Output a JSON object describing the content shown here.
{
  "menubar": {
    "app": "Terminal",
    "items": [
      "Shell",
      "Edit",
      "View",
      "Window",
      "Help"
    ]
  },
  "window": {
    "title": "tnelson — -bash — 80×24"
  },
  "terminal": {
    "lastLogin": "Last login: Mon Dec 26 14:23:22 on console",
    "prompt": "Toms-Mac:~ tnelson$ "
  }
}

=== Work required ===
Each line above is to be repeated exactly.

=== Written response ===
Output a JSON object describing the content shown here.
{
  "menubar": {
    "app": "Terminal",
    "items": [
      "Shell",
      "Edit",
      "View",
      "Window",
      "Help"
    ]
  },
  "window": {
    "title": "tnelson — -bash — 80×24"
  },
  "terminal": {
    "lastLogin": "Last login: Mon Dec 26 14:23:22 on console",
    "prompt": "Toms-Mac:~ tnelson$ "
  }
}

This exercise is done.